■ Exercise directions:
Copy out the data below verbatim.

Collected data entries

— Start —

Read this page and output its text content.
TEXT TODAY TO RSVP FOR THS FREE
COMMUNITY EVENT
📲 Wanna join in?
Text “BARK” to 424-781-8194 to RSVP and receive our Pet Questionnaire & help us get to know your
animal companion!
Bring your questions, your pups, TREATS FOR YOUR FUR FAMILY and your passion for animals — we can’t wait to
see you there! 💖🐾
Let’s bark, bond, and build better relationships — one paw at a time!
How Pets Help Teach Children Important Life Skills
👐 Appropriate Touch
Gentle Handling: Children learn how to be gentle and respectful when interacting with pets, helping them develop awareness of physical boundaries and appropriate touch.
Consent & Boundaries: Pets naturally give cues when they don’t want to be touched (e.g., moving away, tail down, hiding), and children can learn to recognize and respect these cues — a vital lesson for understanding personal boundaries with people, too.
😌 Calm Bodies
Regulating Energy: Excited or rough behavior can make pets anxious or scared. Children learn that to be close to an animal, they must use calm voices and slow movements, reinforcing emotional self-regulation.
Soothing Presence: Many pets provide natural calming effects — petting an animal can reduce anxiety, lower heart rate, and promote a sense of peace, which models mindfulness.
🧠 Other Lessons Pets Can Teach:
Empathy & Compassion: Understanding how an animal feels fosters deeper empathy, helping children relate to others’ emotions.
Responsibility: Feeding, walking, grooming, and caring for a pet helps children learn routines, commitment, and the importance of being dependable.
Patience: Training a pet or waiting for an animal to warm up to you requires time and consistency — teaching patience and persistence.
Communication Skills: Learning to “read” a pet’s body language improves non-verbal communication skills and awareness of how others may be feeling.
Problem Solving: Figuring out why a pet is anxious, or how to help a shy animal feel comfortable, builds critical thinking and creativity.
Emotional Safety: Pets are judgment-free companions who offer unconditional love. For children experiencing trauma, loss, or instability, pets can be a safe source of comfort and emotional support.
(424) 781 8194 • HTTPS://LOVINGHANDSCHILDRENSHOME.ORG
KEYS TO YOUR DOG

— End —

■ Solved exercise:
Read this page and output its text content.
TEXT TODAY TO RSVP FOR THS FREE
COMMUNITY EVENT
📲 Wanna join in?
Text “BARK” to 424-781-8194 to RSVP and receive our Pet Questionnaire & help us get to know your
animal companion!
Bring your questions, your pups, TREATS FOR YOUR FUR FAMILY and your passion for animals — we can’t wait to
see you there! 💖🐾
Let’s bark, bond, and build better relationships — one paw at a time!
How Pets Help Teach Children Important Life Skills
👐 Appropriate Touch
Gentle Handling: Children learn how to be gentle and respectful when interacting with pets, helping them develop awareness of physical boundaries and appropriate touch.
Consent & Boundaries: Pets naturally give cues when they don’t want to be touched (e.g., moving away, tail down, hiding), and children can learn to recognize and respect these cues — a vital lesson for understanding personal boundaries with people, too.
😌 Calm Bodies
Regulating Energy: Excited or rough behavior can make pets anxious or scared. Children learn that to be close to an animal, they must use calm voices and slow movements, reinforcing emotional self-regulation.
Soothing Presence: Many pets provide natural calming effects — petting an animal can reduce anxiety, lower heart rate, and promote a sense of peace, which models mindfulness.
🧠 Other Lessons Pets Can Teach:
Empathy & Compassion: Understanding how an animal feels fosters deeper empathy, helping children relate to others’ emotions.
Responsibility: Feeding, walking, grooming, and caring for a pet helps children learn routines, commitment, and the importance of being dependable.
Patience: Training a pet or waiting for an animal to warm up to you requires time and consistency — teaching patience and persistence.
Communication Skills: Learning to “read” a pet’s body language improves non-verbal communication skills and awareness of how others may be feeling.
Problem Solving: Figuring out why a pet is anxious, or how to help a shy animal feel comfortable, builds critical thinking and creativity.
Emotional Safety: Pets are judgment-free companions who offer unconditional love. For children experiencing trauma, loss, or instability, pets can be a safe source of comfort and emotional support.
(424) 781 8194 • HTTPS://LOVINGHANDSCHILDRENSHOME.ORG
KEYS TO YOUR DOG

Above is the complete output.